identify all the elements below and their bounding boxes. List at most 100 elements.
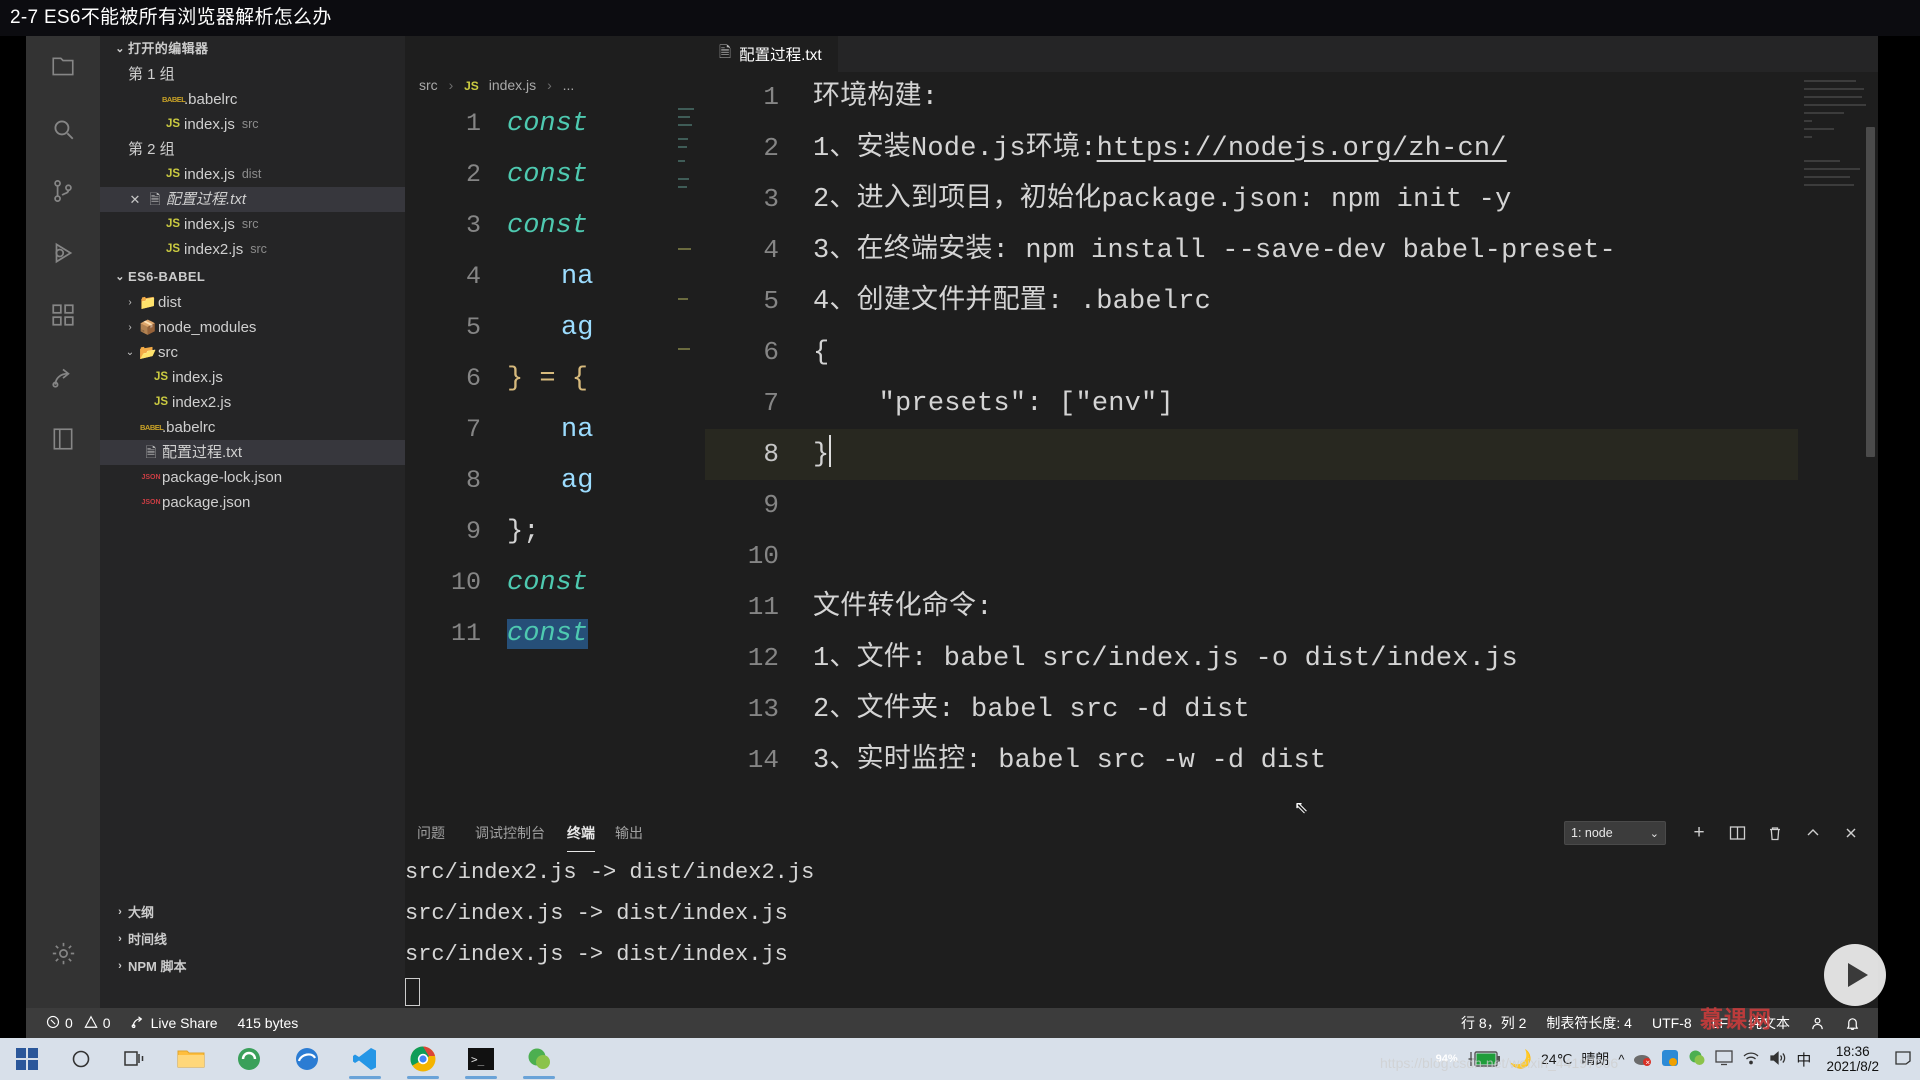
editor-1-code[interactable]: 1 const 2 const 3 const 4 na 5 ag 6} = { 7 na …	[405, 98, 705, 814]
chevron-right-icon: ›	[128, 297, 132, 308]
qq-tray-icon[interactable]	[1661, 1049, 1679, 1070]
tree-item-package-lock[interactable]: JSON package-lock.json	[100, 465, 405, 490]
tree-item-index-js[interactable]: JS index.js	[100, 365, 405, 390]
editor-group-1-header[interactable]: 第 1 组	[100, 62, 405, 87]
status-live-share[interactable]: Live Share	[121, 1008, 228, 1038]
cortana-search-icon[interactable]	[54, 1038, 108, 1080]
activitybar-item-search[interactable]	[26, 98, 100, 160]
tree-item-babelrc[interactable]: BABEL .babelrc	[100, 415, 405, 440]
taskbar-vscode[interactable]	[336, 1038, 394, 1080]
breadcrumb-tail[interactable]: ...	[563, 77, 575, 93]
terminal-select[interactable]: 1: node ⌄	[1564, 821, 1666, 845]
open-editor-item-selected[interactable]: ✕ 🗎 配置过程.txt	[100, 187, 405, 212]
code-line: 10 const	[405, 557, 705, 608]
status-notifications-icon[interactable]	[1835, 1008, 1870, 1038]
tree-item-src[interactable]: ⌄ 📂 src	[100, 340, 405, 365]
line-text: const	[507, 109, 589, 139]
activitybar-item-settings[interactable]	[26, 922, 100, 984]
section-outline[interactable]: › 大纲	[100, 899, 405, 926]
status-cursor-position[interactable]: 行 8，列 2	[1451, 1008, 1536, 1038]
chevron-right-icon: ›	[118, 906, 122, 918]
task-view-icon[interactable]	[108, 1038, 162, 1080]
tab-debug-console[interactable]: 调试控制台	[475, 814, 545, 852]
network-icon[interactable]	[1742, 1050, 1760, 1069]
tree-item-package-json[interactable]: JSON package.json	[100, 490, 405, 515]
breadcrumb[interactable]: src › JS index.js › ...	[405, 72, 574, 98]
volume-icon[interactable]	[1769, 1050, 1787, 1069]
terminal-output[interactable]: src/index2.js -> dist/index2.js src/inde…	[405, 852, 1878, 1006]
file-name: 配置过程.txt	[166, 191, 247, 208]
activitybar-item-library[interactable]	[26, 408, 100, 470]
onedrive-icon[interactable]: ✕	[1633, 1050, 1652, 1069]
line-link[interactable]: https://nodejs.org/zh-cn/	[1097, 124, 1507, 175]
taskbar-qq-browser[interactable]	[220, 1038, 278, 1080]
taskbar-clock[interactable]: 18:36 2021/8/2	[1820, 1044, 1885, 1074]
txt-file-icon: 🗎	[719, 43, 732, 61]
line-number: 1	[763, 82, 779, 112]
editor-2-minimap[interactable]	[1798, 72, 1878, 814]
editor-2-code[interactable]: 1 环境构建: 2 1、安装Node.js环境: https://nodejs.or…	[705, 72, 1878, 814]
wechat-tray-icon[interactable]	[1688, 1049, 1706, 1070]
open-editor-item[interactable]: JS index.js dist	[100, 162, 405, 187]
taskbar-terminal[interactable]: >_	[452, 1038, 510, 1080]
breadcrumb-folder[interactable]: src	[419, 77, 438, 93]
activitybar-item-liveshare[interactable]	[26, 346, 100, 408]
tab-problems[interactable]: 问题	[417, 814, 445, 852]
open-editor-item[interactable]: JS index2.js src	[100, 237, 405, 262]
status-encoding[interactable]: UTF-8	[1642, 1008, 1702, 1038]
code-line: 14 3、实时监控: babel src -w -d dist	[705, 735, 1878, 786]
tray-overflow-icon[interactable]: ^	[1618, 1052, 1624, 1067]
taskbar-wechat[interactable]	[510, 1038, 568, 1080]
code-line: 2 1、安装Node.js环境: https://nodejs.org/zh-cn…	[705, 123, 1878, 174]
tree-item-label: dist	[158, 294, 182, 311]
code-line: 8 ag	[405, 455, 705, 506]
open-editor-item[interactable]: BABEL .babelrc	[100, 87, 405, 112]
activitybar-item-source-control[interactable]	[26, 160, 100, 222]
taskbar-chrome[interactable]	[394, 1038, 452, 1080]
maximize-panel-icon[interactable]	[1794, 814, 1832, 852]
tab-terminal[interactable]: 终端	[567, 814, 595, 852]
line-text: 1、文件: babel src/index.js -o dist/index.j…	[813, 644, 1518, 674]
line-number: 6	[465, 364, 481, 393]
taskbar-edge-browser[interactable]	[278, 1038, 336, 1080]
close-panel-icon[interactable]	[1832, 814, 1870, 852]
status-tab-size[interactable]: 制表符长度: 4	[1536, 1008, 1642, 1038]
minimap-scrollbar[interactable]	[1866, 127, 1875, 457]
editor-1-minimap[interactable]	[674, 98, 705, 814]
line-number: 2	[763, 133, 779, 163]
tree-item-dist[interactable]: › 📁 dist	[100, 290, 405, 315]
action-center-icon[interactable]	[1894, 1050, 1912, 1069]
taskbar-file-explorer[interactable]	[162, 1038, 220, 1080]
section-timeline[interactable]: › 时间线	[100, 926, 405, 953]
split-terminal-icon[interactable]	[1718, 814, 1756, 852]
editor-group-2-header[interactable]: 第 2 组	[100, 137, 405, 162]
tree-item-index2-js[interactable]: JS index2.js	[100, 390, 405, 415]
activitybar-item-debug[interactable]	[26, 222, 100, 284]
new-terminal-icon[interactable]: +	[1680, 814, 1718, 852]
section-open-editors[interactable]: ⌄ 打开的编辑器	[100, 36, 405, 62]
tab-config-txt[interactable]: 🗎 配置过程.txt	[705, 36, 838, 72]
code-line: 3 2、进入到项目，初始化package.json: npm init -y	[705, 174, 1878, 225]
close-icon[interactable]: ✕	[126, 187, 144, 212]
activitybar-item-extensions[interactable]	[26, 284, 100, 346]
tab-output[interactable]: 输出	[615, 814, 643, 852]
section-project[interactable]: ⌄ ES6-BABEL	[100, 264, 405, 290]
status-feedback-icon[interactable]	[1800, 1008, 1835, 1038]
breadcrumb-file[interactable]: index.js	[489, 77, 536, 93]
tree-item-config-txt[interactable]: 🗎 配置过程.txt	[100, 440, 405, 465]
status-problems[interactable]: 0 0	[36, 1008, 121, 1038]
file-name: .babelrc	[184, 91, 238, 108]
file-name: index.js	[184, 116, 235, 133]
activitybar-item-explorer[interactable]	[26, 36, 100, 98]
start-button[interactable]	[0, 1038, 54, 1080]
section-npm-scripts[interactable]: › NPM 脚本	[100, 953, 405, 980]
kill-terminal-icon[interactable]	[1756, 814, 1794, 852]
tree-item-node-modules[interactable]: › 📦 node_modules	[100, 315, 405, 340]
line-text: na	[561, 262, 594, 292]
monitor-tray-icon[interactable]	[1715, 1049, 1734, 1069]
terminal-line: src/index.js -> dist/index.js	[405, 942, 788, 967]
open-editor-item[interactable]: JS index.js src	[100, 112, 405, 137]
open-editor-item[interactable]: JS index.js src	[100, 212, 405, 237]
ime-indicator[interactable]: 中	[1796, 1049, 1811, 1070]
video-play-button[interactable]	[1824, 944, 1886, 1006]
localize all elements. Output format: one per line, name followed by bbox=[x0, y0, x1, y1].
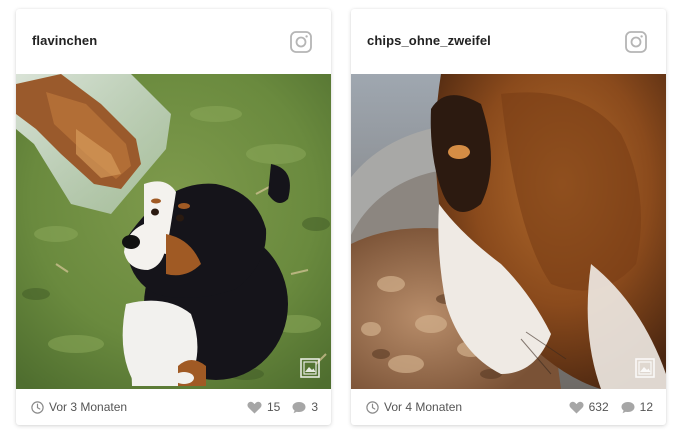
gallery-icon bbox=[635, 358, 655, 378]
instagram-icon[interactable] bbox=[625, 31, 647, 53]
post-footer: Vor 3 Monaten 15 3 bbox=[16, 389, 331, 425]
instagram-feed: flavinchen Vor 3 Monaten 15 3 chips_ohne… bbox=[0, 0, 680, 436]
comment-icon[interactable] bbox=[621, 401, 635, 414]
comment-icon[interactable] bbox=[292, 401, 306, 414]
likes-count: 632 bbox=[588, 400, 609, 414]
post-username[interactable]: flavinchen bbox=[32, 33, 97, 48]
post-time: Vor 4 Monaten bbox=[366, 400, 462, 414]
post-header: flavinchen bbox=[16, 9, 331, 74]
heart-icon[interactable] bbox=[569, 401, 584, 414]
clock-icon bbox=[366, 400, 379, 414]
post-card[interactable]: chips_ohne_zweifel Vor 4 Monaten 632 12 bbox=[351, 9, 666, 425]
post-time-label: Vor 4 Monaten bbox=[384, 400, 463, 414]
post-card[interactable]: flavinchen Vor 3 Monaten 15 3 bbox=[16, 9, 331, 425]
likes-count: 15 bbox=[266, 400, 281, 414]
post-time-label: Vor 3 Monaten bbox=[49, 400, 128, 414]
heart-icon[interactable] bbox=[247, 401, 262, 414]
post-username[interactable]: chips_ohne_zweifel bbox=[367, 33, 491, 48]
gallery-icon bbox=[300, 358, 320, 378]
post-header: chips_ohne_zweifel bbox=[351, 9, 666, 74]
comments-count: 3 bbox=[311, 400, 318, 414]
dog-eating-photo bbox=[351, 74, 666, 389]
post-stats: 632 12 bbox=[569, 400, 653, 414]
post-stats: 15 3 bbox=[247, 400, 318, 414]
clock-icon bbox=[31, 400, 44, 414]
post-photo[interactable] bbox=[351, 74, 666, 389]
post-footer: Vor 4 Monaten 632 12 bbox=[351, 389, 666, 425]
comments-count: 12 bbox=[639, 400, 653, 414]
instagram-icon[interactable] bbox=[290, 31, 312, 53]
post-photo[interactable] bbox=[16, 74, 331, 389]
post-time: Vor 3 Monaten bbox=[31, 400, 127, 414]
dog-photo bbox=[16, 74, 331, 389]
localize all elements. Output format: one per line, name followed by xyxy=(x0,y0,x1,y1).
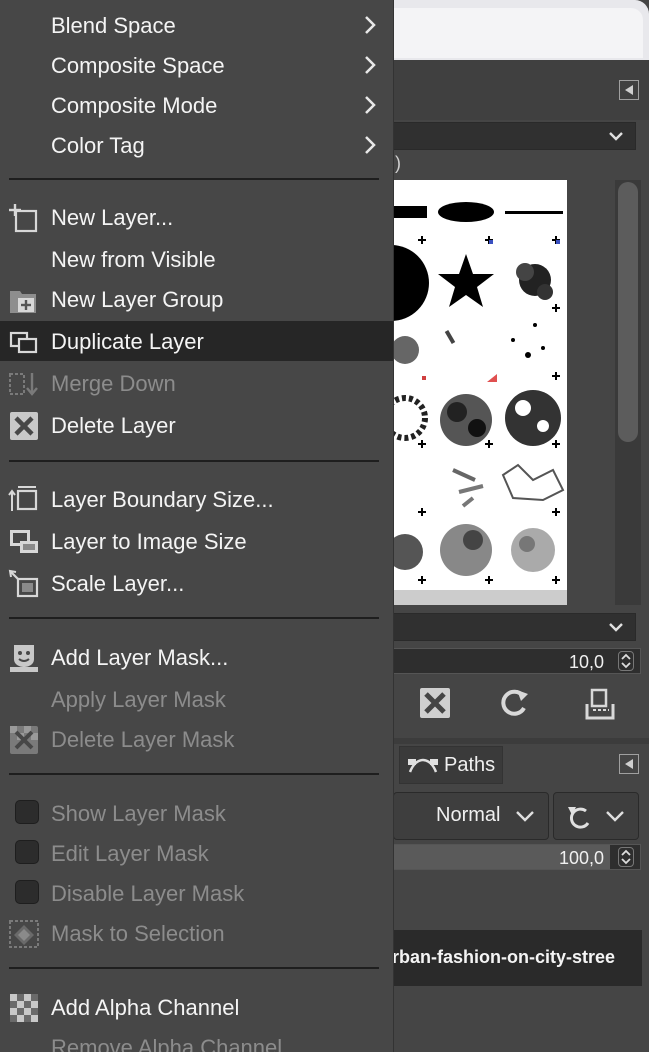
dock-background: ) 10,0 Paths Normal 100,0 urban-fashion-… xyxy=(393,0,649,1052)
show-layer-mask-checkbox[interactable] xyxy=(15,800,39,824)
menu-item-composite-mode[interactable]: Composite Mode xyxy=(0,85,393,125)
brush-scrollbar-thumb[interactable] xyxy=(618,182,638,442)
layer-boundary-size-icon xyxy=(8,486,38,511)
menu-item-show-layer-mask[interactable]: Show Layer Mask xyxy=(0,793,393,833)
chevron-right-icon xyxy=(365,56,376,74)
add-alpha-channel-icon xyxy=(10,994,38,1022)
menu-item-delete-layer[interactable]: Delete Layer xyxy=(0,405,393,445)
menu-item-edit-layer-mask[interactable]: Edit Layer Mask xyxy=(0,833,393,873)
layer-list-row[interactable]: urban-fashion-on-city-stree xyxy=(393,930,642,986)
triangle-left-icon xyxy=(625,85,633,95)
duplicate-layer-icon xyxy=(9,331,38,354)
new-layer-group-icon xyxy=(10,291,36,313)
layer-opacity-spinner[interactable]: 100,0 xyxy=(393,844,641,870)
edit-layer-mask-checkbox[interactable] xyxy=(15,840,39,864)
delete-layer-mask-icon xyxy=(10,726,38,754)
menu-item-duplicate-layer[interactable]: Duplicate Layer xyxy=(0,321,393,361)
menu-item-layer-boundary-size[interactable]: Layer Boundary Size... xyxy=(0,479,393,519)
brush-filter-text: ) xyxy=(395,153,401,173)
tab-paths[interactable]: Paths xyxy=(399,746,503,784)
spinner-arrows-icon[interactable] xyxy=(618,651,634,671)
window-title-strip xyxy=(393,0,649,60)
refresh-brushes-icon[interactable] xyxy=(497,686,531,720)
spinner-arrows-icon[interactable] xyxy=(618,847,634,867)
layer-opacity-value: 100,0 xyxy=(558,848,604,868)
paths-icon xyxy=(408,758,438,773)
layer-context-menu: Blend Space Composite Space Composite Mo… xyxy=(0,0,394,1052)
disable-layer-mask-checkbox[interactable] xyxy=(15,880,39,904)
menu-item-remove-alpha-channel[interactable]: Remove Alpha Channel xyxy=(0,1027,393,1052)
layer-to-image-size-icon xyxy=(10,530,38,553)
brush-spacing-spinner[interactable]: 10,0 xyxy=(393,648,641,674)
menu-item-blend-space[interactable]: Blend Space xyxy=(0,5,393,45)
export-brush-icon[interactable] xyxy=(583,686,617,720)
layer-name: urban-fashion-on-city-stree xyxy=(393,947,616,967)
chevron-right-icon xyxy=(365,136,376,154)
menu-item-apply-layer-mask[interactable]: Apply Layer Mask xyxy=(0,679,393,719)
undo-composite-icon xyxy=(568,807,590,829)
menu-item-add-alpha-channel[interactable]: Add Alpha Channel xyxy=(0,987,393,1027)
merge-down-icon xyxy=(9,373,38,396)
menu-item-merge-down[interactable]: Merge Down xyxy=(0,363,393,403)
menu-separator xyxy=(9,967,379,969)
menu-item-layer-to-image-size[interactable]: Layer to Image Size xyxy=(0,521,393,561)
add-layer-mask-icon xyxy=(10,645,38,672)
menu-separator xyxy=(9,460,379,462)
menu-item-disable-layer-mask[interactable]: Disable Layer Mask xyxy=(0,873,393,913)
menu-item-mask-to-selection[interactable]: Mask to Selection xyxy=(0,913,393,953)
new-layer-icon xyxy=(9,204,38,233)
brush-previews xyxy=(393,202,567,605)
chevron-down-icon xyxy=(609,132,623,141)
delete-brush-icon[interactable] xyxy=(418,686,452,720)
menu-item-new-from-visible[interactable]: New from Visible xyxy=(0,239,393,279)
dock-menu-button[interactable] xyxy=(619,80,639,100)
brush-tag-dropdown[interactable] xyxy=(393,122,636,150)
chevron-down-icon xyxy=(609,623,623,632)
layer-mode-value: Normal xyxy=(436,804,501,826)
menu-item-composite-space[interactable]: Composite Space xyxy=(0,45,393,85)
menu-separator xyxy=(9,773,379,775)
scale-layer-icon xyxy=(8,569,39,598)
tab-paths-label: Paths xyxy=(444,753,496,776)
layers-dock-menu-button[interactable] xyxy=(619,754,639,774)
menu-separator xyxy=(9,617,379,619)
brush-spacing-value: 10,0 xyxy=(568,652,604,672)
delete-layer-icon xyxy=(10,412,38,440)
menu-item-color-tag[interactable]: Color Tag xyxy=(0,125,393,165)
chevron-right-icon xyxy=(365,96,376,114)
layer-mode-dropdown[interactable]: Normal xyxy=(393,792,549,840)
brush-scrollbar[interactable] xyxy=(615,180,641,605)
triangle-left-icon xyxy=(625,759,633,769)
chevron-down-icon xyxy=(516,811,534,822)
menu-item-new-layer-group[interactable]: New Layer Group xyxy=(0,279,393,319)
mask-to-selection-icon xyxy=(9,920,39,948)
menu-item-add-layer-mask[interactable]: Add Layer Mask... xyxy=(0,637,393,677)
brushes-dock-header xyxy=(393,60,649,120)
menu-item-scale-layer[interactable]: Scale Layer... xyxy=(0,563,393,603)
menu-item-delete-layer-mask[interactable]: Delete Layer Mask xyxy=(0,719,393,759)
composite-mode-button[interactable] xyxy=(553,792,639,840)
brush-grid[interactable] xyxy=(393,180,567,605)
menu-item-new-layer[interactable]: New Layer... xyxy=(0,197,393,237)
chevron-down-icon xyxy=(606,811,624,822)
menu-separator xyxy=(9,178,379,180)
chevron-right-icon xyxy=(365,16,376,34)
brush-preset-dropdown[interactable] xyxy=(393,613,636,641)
§
Could you rewrite the rows, beginning at the line that has "editor-1-code[interactable]: 1 const" and stopping after the line that has "98, 100, 160]", with "interactable" replaced by "clickable" and nothing else changed?

editor-1-code[clickable]: 1 const 2 const 3 const 4 na 5 ag 6} = { 7 na …	[405, 98, 705, 814]
chevron-right-icon: ›	[128, 297, 132, 308]
qq-tray-icon[clickable]	[1661, 1049, 1679, 1070]
tree-item-package-lock[clickable]: JSON package-lock.json	[100, 465, 405, 490]
tree-item-index-js[clickable]: JS index.js	[100, 365, 405, 390]
editor-group-1-header[clickable]: 第 1 组	[100, 62, 405, 87]
status-live-share[clickable]: Live Share	[121, 1008, 228, 1038]
cortana-search-icon[clickable]	[54, 1038, 108, 1080]
activitybar-item-search[clickable]	[26, 98, 100, 160]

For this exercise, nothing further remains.